■ SET PROBLEM
Single out the lines that include the word "NaOH". Copy them.

-- -- --

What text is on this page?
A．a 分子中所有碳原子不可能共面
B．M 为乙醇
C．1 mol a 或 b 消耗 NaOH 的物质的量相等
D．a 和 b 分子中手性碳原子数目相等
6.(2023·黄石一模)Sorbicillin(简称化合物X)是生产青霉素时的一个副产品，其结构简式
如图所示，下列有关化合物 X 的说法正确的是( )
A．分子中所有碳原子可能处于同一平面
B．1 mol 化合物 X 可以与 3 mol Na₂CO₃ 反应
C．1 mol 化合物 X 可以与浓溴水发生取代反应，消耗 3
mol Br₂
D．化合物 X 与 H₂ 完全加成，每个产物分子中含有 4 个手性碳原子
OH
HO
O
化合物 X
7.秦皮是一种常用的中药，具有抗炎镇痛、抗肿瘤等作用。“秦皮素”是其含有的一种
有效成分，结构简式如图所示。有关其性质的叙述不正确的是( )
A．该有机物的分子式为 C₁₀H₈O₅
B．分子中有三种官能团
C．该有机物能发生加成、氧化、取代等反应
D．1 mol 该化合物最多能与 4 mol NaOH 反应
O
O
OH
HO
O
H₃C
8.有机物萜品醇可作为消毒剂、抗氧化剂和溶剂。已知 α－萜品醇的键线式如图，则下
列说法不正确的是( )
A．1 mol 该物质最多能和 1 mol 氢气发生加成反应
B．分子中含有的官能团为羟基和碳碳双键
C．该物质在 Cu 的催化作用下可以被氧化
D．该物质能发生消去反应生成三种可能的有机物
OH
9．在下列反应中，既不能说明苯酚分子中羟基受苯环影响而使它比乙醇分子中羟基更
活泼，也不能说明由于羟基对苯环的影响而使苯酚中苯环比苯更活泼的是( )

-- -- --

■ COMPLETE OUTPUT
C．1 mol a 或 b 消耗 NaOH 的物质的量相等
D．1 mol 该化合物最多能与 4 mol NaOH 反应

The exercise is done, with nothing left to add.